= SET EXERCISE =
Copy each line containing the word "heading" from the records that follow, please.

====

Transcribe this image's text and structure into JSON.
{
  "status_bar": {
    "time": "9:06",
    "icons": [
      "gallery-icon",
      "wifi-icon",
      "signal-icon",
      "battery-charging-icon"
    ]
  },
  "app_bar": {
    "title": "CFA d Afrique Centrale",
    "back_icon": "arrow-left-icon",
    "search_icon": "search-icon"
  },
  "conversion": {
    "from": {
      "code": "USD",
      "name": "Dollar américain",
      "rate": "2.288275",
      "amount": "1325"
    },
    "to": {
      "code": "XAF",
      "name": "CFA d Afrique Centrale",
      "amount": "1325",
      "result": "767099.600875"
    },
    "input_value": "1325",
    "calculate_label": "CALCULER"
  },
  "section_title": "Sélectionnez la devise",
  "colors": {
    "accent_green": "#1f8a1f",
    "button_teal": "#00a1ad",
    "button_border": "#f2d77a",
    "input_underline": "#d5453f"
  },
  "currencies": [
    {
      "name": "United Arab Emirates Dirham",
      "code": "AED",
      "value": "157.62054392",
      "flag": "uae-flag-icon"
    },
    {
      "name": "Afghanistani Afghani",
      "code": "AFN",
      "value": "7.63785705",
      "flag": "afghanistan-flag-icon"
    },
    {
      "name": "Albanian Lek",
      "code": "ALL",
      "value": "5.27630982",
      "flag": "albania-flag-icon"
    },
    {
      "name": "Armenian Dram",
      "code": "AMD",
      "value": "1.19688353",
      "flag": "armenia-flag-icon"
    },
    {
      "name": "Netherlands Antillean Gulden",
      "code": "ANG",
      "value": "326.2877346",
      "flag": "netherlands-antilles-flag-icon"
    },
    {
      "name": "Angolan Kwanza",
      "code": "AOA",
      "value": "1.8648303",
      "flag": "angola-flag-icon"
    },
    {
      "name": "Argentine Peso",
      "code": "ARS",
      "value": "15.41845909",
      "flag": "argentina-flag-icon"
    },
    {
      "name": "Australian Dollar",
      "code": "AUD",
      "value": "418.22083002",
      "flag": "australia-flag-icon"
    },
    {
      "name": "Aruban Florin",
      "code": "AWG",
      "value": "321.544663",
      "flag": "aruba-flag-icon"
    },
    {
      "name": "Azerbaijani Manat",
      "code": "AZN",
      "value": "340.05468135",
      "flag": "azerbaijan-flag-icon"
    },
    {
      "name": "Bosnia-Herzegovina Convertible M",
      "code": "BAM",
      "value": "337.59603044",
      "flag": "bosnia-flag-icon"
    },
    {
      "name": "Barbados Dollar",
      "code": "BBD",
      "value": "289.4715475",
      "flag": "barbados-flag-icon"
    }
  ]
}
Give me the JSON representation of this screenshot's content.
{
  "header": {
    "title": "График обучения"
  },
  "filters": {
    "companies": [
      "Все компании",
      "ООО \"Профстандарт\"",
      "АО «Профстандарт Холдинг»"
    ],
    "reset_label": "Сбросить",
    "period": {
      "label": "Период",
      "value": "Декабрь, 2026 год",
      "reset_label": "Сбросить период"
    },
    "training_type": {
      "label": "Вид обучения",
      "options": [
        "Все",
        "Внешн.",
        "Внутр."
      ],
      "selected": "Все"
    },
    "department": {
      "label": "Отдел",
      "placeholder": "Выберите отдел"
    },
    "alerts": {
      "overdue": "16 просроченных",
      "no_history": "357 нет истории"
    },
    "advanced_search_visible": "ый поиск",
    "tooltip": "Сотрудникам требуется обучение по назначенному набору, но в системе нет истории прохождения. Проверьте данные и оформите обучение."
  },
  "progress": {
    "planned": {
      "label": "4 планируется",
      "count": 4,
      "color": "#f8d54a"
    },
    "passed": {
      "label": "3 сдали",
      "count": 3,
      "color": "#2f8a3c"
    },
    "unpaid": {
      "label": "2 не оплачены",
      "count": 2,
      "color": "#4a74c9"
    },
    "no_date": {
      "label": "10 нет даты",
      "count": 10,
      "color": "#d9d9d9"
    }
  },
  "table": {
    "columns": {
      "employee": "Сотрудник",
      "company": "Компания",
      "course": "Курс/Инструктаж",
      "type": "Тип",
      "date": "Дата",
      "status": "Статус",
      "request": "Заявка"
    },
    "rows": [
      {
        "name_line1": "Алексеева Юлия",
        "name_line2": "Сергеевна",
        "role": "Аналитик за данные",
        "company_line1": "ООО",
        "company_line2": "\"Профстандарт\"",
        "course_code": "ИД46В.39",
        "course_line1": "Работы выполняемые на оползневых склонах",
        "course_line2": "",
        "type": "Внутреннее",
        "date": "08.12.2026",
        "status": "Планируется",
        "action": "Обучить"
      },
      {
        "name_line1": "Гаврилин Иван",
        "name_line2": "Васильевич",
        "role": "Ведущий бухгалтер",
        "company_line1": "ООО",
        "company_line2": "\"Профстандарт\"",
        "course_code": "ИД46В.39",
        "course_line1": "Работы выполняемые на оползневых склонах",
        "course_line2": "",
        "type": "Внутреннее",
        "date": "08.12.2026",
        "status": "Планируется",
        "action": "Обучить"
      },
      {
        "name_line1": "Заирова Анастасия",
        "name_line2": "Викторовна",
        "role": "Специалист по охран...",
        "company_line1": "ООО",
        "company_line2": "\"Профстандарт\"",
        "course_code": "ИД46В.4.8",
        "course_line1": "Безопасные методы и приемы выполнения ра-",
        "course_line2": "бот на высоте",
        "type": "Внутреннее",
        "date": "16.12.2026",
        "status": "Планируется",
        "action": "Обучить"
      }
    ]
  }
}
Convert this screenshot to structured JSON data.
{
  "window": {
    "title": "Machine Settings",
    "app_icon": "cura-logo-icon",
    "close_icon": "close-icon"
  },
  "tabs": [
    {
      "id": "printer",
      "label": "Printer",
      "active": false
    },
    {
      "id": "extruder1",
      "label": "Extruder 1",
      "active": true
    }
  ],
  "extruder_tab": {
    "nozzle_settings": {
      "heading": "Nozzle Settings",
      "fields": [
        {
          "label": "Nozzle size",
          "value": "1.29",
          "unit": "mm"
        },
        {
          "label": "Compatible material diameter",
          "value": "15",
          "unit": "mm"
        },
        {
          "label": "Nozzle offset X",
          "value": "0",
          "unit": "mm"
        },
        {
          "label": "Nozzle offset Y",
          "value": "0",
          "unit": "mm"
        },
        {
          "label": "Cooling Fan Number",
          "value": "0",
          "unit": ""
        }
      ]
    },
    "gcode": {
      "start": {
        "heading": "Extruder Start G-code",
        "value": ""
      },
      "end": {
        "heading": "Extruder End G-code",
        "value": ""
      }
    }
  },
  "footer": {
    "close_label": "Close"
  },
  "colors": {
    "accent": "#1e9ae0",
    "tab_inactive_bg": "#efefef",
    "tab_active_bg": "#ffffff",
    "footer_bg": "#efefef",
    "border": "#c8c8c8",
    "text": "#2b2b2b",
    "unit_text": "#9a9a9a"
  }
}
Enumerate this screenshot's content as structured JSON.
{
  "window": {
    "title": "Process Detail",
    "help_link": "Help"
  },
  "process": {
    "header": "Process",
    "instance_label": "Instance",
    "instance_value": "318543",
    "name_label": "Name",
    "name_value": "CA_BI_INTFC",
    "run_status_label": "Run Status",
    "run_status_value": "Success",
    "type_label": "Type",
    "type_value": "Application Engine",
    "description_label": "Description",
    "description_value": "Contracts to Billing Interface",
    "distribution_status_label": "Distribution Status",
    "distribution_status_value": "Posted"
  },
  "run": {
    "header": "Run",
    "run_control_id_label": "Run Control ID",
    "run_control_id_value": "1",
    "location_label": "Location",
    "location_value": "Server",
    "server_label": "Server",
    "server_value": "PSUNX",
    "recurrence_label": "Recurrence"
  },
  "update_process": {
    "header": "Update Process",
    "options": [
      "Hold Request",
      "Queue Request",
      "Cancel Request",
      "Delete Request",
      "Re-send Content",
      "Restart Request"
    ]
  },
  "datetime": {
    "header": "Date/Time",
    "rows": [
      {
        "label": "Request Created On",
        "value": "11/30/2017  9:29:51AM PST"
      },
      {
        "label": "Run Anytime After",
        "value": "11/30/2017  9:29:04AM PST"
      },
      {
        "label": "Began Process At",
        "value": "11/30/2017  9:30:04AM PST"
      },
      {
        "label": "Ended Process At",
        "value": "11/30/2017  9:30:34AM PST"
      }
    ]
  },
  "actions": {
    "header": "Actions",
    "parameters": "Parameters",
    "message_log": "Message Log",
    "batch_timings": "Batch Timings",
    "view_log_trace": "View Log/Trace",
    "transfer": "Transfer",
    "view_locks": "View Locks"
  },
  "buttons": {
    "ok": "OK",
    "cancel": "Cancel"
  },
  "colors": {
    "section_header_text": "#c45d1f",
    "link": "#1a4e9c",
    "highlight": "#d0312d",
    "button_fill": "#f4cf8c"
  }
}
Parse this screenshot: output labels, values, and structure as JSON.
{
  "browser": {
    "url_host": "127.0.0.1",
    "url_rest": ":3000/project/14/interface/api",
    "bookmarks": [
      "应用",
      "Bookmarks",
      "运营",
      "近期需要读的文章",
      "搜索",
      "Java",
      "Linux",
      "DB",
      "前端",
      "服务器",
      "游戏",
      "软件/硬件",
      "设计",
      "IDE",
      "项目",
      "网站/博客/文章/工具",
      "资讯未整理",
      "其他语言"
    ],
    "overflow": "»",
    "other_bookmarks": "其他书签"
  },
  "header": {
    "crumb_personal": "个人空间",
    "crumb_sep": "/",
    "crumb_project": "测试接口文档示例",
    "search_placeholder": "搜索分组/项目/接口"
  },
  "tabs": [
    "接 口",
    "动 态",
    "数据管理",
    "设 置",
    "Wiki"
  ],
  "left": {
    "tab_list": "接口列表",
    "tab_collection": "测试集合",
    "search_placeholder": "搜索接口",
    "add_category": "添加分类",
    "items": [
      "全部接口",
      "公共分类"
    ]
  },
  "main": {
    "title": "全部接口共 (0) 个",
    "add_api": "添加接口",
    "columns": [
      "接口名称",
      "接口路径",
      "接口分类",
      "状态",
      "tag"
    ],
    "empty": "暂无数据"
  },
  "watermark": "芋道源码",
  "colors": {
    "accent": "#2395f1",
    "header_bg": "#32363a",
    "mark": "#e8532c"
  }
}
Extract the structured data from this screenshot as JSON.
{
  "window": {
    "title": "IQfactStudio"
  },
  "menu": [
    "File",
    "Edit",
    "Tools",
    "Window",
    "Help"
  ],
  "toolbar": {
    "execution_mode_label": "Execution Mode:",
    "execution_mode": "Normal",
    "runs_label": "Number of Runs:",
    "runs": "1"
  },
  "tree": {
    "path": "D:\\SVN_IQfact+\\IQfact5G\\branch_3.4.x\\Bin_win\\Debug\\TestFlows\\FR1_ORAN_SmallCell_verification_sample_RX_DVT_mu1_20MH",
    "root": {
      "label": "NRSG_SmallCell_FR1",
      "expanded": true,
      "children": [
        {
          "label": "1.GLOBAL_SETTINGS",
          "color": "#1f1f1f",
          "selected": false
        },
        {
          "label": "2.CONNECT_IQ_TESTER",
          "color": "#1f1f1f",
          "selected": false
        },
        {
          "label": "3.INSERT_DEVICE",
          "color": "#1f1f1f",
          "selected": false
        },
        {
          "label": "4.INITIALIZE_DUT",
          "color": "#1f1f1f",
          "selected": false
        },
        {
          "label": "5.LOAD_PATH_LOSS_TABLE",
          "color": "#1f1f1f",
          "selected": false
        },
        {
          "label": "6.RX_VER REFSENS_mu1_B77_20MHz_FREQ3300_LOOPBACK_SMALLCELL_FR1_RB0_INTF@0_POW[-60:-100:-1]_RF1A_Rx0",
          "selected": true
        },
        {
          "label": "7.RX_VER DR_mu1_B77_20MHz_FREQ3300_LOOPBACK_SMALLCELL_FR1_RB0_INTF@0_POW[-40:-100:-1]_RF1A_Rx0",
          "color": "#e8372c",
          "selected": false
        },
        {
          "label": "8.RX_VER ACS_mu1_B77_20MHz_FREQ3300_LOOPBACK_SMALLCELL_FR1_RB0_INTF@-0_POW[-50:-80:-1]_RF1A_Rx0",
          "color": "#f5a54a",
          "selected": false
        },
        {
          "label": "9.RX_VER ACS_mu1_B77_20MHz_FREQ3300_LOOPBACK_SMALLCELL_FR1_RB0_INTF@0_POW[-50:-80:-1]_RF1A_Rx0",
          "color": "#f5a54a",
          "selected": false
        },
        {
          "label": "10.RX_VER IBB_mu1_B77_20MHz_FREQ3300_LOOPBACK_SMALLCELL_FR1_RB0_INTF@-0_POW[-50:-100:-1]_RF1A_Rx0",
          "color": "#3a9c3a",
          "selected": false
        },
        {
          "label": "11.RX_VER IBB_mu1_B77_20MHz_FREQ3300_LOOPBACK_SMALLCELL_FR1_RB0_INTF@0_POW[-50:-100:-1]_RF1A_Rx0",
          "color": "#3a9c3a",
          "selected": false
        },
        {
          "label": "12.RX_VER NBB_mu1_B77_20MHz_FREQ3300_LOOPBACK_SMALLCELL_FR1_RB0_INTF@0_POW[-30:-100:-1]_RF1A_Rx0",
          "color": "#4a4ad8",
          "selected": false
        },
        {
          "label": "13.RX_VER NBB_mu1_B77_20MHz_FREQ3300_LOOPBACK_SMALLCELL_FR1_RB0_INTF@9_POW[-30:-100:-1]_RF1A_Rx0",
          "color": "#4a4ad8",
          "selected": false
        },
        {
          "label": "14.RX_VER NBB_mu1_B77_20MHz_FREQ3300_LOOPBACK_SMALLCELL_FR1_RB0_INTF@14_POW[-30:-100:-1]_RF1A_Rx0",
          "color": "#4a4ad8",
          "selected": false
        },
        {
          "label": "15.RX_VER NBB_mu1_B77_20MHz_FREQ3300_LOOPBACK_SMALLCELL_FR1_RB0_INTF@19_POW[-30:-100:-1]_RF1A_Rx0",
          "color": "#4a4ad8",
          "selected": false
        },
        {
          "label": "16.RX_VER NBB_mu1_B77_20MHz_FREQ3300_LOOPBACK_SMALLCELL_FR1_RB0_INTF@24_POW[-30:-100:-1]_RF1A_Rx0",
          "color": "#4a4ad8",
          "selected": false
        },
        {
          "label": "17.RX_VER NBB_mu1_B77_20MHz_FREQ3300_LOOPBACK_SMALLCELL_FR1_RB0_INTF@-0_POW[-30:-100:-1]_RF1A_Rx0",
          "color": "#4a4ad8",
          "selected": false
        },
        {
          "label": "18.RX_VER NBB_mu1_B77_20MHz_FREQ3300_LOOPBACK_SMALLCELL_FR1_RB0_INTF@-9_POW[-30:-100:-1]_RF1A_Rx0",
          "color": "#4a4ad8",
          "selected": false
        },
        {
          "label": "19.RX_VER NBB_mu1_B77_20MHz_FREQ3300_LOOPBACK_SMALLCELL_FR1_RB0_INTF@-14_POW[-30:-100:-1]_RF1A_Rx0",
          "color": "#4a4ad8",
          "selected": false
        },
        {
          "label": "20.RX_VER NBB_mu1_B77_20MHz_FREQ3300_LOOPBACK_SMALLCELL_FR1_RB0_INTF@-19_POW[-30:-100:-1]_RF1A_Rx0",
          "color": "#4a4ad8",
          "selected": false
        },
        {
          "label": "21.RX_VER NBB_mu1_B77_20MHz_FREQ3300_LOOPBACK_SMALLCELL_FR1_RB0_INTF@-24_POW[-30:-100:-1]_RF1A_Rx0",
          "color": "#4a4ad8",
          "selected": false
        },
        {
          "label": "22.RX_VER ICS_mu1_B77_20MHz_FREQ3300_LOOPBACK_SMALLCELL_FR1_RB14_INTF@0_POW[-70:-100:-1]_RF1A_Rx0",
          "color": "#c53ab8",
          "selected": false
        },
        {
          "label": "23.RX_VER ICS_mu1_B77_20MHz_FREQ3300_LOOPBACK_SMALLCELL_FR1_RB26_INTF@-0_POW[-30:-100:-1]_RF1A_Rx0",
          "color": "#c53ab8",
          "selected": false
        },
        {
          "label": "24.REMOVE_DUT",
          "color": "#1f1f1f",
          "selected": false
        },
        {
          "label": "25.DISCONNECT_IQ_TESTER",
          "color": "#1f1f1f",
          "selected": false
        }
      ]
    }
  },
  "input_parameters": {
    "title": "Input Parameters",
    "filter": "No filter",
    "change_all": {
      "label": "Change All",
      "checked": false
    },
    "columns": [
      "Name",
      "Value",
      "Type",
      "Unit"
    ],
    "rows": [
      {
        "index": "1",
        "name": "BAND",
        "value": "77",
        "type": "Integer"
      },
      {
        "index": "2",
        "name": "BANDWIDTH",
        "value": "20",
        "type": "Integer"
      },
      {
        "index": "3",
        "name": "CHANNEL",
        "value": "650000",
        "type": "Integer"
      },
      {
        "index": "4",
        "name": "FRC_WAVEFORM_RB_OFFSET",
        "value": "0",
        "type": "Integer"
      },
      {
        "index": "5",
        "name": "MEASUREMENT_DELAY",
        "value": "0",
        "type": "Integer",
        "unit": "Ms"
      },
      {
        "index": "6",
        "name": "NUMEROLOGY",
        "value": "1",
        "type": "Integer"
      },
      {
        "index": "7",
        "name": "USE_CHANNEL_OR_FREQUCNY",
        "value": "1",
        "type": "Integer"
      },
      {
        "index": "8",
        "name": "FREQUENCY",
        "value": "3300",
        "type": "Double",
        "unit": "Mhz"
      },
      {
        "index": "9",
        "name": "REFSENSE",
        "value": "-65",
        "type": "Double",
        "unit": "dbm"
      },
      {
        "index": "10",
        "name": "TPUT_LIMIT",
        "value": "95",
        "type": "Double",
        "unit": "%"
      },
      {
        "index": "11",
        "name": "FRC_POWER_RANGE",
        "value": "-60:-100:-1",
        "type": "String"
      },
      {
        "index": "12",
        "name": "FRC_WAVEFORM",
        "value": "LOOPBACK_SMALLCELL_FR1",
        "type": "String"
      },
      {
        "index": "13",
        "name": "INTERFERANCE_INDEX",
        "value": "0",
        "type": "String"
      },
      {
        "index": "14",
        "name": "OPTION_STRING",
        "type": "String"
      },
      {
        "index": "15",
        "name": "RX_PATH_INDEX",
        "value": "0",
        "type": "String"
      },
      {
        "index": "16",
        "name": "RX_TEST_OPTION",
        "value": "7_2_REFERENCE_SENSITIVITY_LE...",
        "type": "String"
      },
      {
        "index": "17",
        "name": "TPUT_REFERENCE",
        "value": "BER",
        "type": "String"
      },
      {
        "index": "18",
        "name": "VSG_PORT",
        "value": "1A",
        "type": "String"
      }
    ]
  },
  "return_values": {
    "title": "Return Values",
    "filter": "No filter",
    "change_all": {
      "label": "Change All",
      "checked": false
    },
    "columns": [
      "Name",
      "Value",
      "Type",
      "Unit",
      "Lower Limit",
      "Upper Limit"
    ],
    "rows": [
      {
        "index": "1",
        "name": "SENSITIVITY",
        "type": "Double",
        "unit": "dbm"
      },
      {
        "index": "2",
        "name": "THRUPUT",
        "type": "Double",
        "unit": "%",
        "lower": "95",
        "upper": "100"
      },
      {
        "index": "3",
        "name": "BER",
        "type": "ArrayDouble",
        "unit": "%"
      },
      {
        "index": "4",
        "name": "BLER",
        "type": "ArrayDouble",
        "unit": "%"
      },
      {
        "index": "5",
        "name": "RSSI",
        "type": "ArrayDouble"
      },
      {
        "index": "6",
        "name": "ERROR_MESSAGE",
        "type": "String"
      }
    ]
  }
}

====

= RESULT BELOW =
      "heading": "Nozzle Settings",
        "heading": "Extruder Start G-code",
        "heading": "Extruder End G-code",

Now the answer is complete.